-- START OF Data supplied --

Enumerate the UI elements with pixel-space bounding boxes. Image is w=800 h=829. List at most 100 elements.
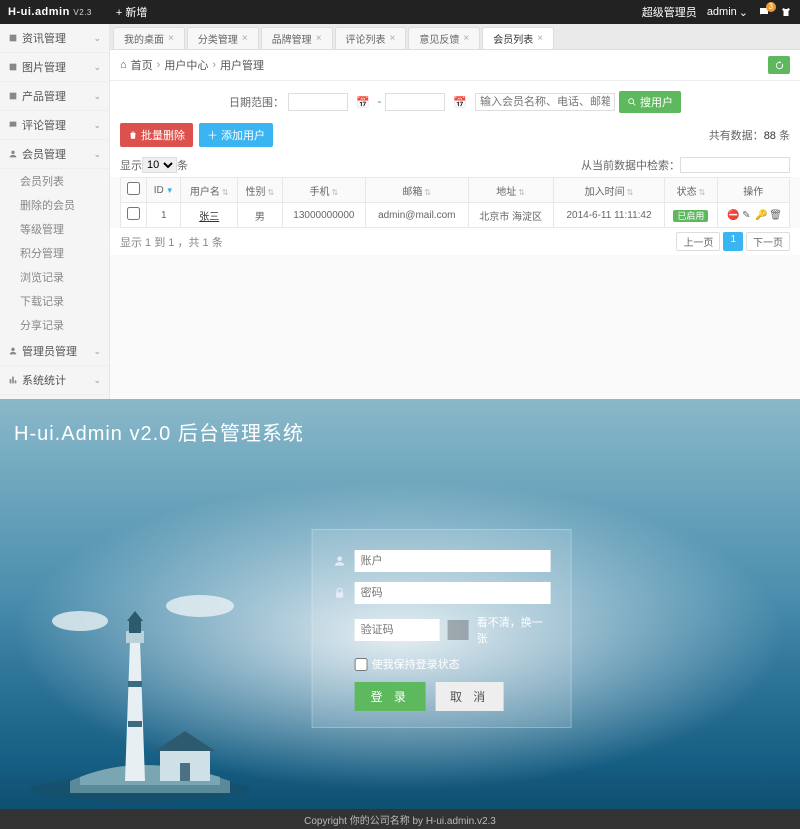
breadcrumb: ⌂ 首页 › 用户中心 › 用户管理 [110,50,800,81]
topbar: H-ui.admin V2.3 + 新增 超级管理员 admin ⌄ 3 [0,0,800,24]
sidebar-sub-member-list[interactable]: 会员列表 [0,169,109,193]
lighthouse-illustration [30,551,260,801]
sidebar-sub-share[interactable]: 分享记录 [0,313,109,337]
password-input[interactable] [355,582,551,604]
remember-checkbox[interactable] [355,658,368,671]
username-field [333,550,551,572]
close-icon[interactable]: × [463,33,469,44]
tabbar: 我的桌面× 分类管理× 品牌管理× 评论列表× 意见反馈× 会员列表× [110,24,800,50]
th-name[interactable]: 用户名⇅ [181,178,238,203]
batch-delete-button[interactable]: 批量删除 [120,123,193,147]
sidebar-item-members[interactable]: 会员管理⌄ [0,140,109,169]
calendar-icon[interactable]: 📅 [449,96,471,109]
remember-row[interactable]: 使我保持登录状态 [355,656,551,672]
close-icon[interactable]: × [242,33,248,44]
user-menu[interactable]: admin ⌄ [707,6,748,19]
role-label: 超级管理员 [642,4,697,20]
cancel-button[interactable]: 取 消 [436,682,503,711]
brand: H-ui.admin V2.3 [8,6,92,18]
user-name: admin [707,6,737,18]
chevron-down-icon: ⌄ [93,120,101,131]
cell-sex: 男 [238,203,283,228]
cell-join: 2014-6-11 11:11:42 [553,203,665,228]
th-id[interactable]: ID▼ [147,178,181,203]
cell-name-link[interactable]: 张三 [199,212,219,223]
tab-comments[interactable]: 评论列表× [335,27,407,49]
refresh-captcha-link[interactable]: 看不清，换一张 [477,614,551,646]
sidebar-item-pictures[interactable]: 图片管理⌄ [0,53,109,82]
cell-mail: admin@mail.com [366,203,469,228]
th-status[interactable]: 状态⇅ [665,178,717,203]
password-field [333,582,551,604]
skin-icon[interactable] [780,6,792,18]
op-edit-icon[interactable]: ✎ [741,210,751,220]
sidebar-item-products[interactable]: 产品管理⌄ [0,82,109,111]
date-dash: - [378,96,382,108]
captcha-image[interactable] [448,620,469,640]
add-new-menu[interactable]: + 新增 [116,4,147,20]
sidebar-sub-browse[interactable]: 浏览记录 [0,265,109,289]
crumb-home[interactable]: 首页 [131,57,153,73]
date-from-input[interactable] [288,93,348,111]
th-mail[interactable]: 邮箱⇅ [366,178,469,203]
search-user-button[interactable]: 搜用户 [619,91,681,113]
crumb-usermanage: 用户管理 [220,57,264,73]
summary-text: 显示 1 到 1 ，共 1 条 [120,234,223,250]
login-button[interactable]: 登 录 [355,682,426,711]
mini-search-input[interactable] [680,157,790,173]
sidebar-item-news[interactable]: 资讯管理⌄ [0,24,109,53]
sidebar-sub-points[interactable]: 积分管理 [0,241,109,265]
captcha-row: 看不清，换一张 [355,614,551,646]
user-table: ID▼ 用户名⇅ 性别⇅ 手机⇅ 邮箱⇅ 地址⇅ 加入时间⇅ 状态⇅ 操作 1 [120,177,790,228]
crumb-usercenter[interactable]: 用户中心 [164,57,208,73]
calendar-icon[interactable]: 📅 [352,96,374,109]
main-area: 我的桌面× 分类管理× 品牌管理× 评论列表× 意见反馈× 会员列表× ⌂ 首页… [110,24,800,399]
th-sex[interactable]: 性别⇅ [238,178,283,203]
sort-icon: ⇅ [268,188,275,197]
pager-page-1[interactable]: 1 [723,232,743,251]
th-join[interactable]: 加入时间⇅ [553,178,665,203]
op-pwd-icon[interactable]: 🔑 [755,210,765,220]
show-suffix: 条 [177,157,188,173]
close-icon[interactable]: × [390,33,396,44]
tab-brand[interactable]: 品牌管理× [261,27,333,49]
sidebar-sub-download[interactable]: 下载记录 [0,289,109,313]
date-label: 日期范围： [229,94,284,110]
row-check[interactable] [127,207,140,220]
sidebar-item-stats[interactable]: 系统统计⌄ [0,366,109,395]
username-input[interactable] [355,550,551,572]
add-user-button[interactable]: ＋ 添加用户 [199,123,273,147]
cell-id: 1 [147,203,181,228]
sidebar-sub-deleted[interactable]: 删除的会员 [0,193,109,217]
refresh-button[interactable] [768,56,790,74]
page-size-select[interactable]: 10 [142,157,177,173]
sort-icon: ⇅ [424,188,431,197]
tab-feedback[interactable]: 意见反馈× [408,27,480,49]
keyword-input[interactable] [475,93,615,111]
check-all[interactable] [127,182,140,195]
tab-desktop[interactable]: 我的桌面× [113,27,185,49]
captcha-input[interactable] [355,619,440,641]
close-icon[interactable]: × [537,33,543,44]
tab-category[interactable]: 分类管理× [187,27,259,49]
pager-prev[interactable]: 上一页 [676,232,720,251]
pager-next[interactable]: 下一页 [746,232,790,251]
lock-icon [333,586,347,600]
filter-bar: 日期范围： 📅 - 📅 搜用户 [110,81,800,123]
op-delete-icon[interactable]: 🗑 [769,210,779,220]
login-title: H-ui.Admin v2.0 后台管理系统 [14,417,304,446]
sidebar-item-admins[interactable]: 管理员管理⌄ [0,337,109,366]
close-icon[interactable]: × [168,33,174,44]
action-bar: 批量删除 ＋ 添加用户 共有数据：88 条 [110,123,800,153]
tab-members[interactable]: 会员列表× [482,27,554,49]
th-addr[interactable]: 地址⇅ [468,178,553,203]
messages-icon[interactable]: 3 [758,6,770,18]
home-icon: ⌂ [120,59,127,71]
sidebar-sub-level[interactable]: 等级管理 [0,217,109,241]
brand-version: V2.3 [73,8,91,17]
close-icon[interactable]: × [316,33,322,44]
op-disable-icon[interactable]: ⛔ [727,210,737,220]
sidebar-item-comments[interactable]: 评论管理⌄ [0,111,109,140]
date-to-input[interactable] [385,93,445,111]
th-phone[interactable]: 手机⇅ [282,178,365,203]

-- END OF Data supplied --

▸ **Exercise instructions**
Tally the lines of the records that contain the string "search", treating uppercase and lowercase as different, and give only the number.

▸ **Final result**
2